Problem to work on>
Your task is to copy each line that has the word "life".
--- Start of Record list ---
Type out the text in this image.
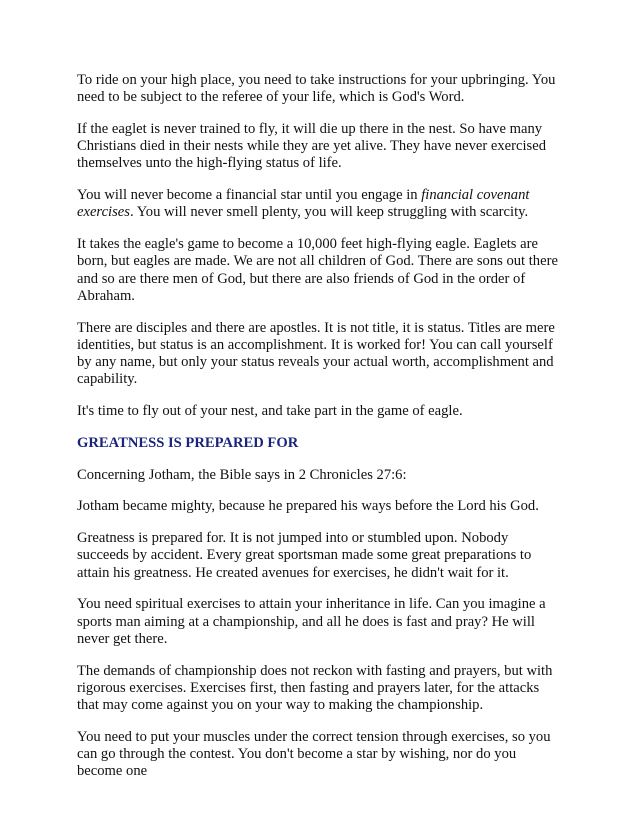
To ride on your high place, you need to take instructions for your upbringing. You need to be subject to the referee of your life, which is God's Word.

If the eaglet is never trained to fly, it will die up there in the nest. So have many Christians died in their nests while they are yet alive. They have never exercised themselves unto the high-flying status of life.

You will never become a financial star until you engage in financial covenant exercises. You will never smell plenty, you will keep struggling with scarcity.

It takes the eagle's game to become a 10,000 feet high-flying eagle. Eaglets are born, but eagles are made. We are not all children of God. There are sons out there and so are there men of God, but there are also friends of God in the order of Abraham.

There are disciples and there are apostles. It is not title, it is status. Titles are mere identities, but status is an accomplishment. It is worked for! You can call yourself by any name, but only your status reveals your actual worth, accomplishment and capability.

It's time to fly out of your nest, and take part in the game of eagle.

GREATNESS IS PREPARED FOR

Concerning Jotham, the Bible says in 2 Chronicles 27:6:

Jotham became mighty, because he prepared his ways before the Lord his God.

Greatness is prepared for. It is not jumped into or stumbled upon. Nobody succeeds by accident. Every great sportsman made some great preparations to attain his greatness. He created avenues for exercises, he didn't wait for it.

You need spiritual exercises to attain your inheritance in life. Can you imagine a sports man aiming at a championship, and all he does is fast and pray? He will never get there.

The demands of championship does not reckon with fasting and prayers, but with rigorous exercises. Exercises first, then fasting and prayers later, for the attacks that may come against you on your way to making the championship.

You need to put your muscles under the correct tension through exercises, so you can go through the contest. You don't become a star by wishing, nor do you become one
--- End of Record list ---
Written solution>
To ride on your high place, you need to take instructions for your upbringing. You need to be subject to the referee of your life, which is God's Word.
If the eaglet is never trained to fly, it will die up there in the nest. So have many Christians died in their nests while they are yet alive. They have never exercised themselves unto the high-flying status of life.
You need spiritual exercises to attain your inheritance in life. Can you imagine a sports man aiming at a championship, and all he does is fast and pray? He will never get there.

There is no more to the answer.